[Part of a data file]
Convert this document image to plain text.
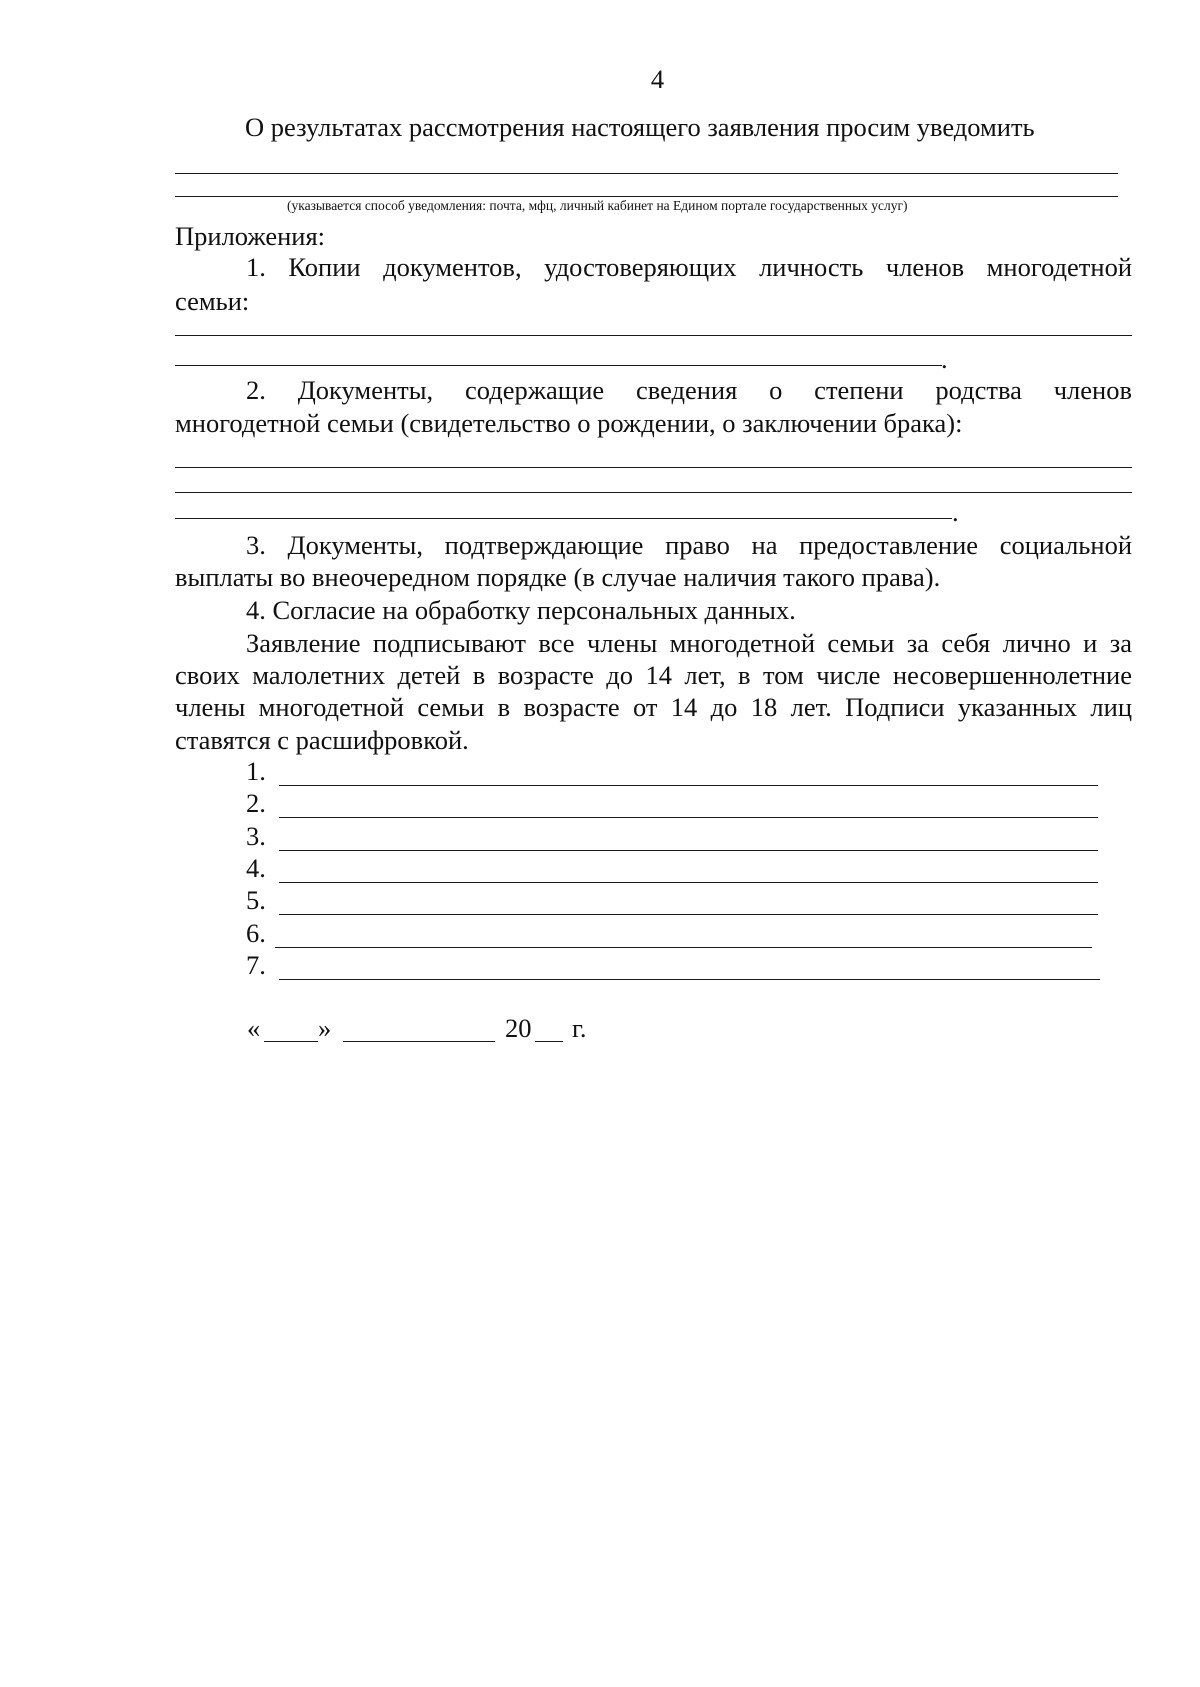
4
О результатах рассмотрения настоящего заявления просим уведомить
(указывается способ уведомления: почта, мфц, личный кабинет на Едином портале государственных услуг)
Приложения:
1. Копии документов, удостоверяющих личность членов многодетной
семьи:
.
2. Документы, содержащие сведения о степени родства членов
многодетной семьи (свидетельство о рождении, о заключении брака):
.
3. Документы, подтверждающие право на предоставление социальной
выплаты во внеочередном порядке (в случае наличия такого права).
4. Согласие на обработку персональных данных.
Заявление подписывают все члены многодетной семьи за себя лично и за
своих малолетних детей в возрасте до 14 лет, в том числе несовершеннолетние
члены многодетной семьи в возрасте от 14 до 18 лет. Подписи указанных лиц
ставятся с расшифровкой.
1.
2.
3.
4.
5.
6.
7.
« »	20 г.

> _TASK REQUIREMENTS_
Retype all entries exactly as they appear, dropping the images.

> _THE RESULT_
Convert this document image to plain text.
4
О результатах рассмотрения настоящего заявления просим уведомить
(указывается способ уведомления: почта, мфц, личный кабинет на Едином портале государственных услуг)
Приложения:
1. Копии документов, удостоверяющих личность членов многодетной
семьи:
.
2. Документы, содержащие сведения о степени родства членов
многодетной семьи (свидетельство о рождении, о заключении брака):
.
3. Документы, подтверждающие право на предоставление социальной
выплаты во внеочередном порядке (в случае наличия такого права).
4. Согласие на обработку персональных данных.
Заявление подписывают все члены многодетной семьи за себя лично и за
своих малолетних детей в возрасте до 14 лет, в том числе несовершеннолетние
члены многодетной семьи в возрасте от 14 до 18 лет. Подписи указанных лиц
ставятся с расшифровкой.
1.
2.
3.
4.
5.
6.
7.
« »	20 г.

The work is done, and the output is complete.